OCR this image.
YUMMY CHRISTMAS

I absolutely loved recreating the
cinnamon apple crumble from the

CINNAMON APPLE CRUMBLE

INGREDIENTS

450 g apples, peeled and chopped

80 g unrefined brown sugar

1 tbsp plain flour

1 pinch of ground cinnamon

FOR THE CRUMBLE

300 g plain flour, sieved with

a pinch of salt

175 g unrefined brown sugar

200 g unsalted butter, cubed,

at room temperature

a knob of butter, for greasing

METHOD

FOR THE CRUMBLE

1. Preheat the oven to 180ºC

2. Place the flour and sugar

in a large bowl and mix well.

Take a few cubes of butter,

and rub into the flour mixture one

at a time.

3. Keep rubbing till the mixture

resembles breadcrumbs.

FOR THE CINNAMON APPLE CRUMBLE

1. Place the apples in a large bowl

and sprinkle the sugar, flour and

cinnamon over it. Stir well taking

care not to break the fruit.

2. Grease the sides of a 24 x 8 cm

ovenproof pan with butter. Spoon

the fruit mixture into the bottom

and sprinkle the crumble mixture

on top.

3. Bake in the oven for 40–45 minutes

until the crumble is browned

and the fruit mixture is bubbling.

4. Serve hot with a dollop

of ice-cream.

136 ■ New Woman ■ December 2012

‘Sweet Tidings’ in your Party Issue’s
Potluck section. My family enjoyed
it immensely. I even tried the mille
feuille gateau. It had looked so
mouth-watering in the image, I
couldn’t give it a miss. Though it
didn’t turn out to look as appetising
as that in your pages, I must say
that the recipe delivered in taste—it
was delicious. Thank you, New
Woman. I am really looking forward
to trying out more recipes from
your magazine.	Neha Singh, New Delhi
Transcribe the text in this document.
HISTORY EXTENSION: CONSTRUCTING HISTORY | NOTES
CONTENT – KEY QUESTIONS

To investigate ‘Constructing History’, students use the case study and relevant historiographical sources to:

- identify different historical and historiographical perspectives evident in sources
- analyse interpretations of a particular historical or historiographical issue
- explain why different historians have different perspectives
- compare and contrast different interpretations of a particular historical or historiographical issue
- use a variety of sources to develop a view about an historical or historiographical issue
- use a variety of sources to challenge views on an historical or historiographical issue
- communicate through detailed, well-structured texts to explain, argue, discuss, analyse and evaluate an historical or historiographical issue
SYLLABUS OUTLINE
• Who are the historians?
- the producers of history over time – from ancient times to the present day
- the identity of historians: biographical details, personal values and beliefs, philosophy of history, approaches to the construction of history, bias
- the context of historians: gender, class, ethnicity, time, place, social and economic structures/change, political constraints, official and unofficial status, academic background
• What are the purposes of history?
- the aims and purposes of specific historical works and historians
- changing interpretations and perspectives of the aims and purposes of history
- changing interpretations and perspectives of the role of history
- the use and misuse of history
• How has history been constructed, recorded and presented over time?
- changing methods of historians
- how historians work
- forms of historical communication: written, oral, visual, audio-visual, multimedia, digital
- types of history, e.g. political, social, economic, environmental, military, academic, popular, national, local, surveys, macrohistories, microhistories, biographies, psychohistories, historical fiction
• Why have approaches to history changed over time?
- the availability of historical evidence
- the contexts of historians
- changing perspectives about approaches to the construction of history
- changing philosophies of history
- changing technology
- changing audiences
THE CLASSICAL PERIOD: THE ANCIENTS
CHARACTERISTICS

++++++++

__Directions for this task__.
Write out the records above again, keeping each one identical to the original.

__The response__.
OCR this image.
YUMMY CHRISTMAS

I absolutely loved recreating the
cinnamon apple crumble from the

CINNAMON APPLE CRUMBLE

INGREDIENTS

450 g apples, peeled and chopped

80 g unrefined brown sugar

1 tbsp plain flour

1 pinch of ground cinnamon

FOR THE CRUMBLE

300 g plain flour, sieved with

a pinch of salt

175 g unrefined brown sugar

200 g unsalted butter, cubed,

at room temperature

a knob of butter, for greasing

METHOD

FOR THE CRUMBLE

1. Preheat the oven to 180ºC

2. Place the flour and sugar

in a large bowl and mix well.

Take a few cubes of butter,

and rub into the flour mixture one

at a time.

3. Keep rubbing till the mixture

resembles breadcrumbs.

FOR THE CINNAMON APPLE CRUMBLE

1. Place the apples in a large bowl

and sprinkle the sugar, flour and

cinnamon over it. Stir well taking

care not to break the fruit.

2. Grease the sides of a 24 x 8 cm

ovenproof pan with butter. Spoon

the fruit mixture into the bottom

and sprinkle the crumble mixture

on top.

3. Bake in the oven for 40–45 minutes

until the crumble is browned

and the fruit mixture is bubbling.

4. Serve hot with a dollop

of ice-cream.

136 ■ New Woman ■ December 2012

‘Sweet Tidings’ in your Party Issue’s
Potluck section. My family enjoyed
it immensely. I even tried the mille
feuille gateau. It had looked so
mouth-watering in the image, I
couldn’t give it a miss. Though it
didn’t turn out to look as appetising
as that in your pages, I must say
that the recipe delivered in taste—it
was delicious. Thank you, New
Woman. I am really looking forward
to trying out more recipes from
your magazine.	Neha Singh, New Delhi
Transcribe the text in this document.
HISTORY EXTENSION: CONSTRUCTING HISTORY | NOTES
CONTENT – KEY QUESTIONS

To investigate ‘Constructing History’, students use the case study and relevant historiographical sources to:

- identify different historical and historiographical perspectives evident in sources
- analyse interpretations of a particular historical or historiographical issue
- explain why different historians have different perspectives
- compare and contrast different interpretations of a particular historical or historiographical issue
- use a variety of sources to develop a view about an historical or historiographical issue
- use a variety of sources to challenge views on an historical or historiographical issue
- communicate through detailed, well-structured texts to explain, argue, discuss, analyse and evaluate an historical or historiographical issue
SYLLABUS OUTLINE
• Who are the historians?
- the producers of history over time – from ancient times to the present day
- the identity of historians: biographical details, personal values and beliefs, philosophy of history, approaches to the construction of history, bias
- the context of historians: gender, class, ethnicity, time, place, social and economic structures/change, political constraints, official and unofficial status, academic background
• What are the purposes of history?
- the aims and purposes of specific historical works and historians
- changing interpretations and perspectives of the aims and purposes of history
- changing interpretations and perspectives of the role of history
- the use and misuse of history
• How has history been constructed, recorded and presented over time?
- changing methods of historians
- how historians work
- forms of historical communication: written, oral, visual, audio-visual, multimedia, digital
- types of history, e.g. political, social, economic, environmental, military, academic, popular, national, local, surveys, macrohistories, microhistories, biographies, psychohistories, historical fiction
• Why have approaches to history changed over time?
- the availability of historical evidence
- the contexts of historians
- changing perspectives about approaches to the construction of history
- changing philosophies of history
- changing technology
- changing audiences
THE CLASSICAL PERIOD: THE ANCIENTS
CHARACTERISTICS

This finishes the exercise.